• Description of the task:
In the listing below, find every line with the string "times" and pull it out.

• Provided data:
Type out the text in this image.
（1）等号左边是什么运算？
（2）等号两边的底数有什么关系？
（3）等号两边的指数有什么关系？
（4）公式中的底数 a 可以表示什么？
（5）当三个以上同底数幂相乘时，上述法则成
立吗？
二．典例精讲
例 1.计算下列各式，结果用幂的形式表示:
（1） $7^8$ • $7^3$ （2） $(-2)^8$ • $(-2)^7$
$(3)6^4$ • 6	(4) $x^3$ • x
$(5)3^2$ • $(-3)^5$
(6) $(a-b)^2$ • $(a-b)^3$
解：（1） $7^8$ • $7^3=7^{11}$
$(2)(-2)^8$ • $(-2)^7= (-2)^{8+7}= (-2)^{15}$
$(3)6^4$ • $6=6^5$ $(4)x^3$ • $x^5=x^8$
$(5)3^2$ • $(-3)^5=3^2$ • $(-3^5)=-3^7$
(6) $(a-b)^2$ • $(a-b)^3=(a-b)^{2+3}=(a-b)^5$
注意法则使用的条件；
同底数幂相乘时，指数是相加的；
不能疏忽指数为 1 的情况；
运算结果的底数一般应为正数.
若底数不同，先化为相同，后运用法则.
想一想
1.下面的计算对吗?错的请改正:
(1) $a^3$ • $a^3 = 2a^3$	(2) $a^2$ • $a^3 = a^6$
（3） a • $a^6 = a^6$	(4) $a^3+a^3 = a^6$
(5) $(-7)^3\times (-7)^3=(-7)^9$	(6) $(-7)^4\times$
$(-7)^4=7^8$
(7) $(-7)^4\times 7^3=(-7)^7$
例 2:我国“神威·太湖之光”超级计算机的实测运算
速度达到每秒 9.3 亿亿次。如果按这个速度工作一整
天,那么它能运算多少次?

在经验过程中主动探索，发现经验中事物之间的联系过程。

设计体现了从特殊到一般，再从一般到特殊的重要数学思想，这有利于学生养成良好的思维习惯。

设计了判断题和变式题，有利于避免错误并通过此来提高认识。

• Output of the exercise:
(5) $(-7)^3\times (-7)^3=(-7)^9$	(6) $(-7)^4\times$
(7) $(-7)^4\times 7^3=(-7)^7$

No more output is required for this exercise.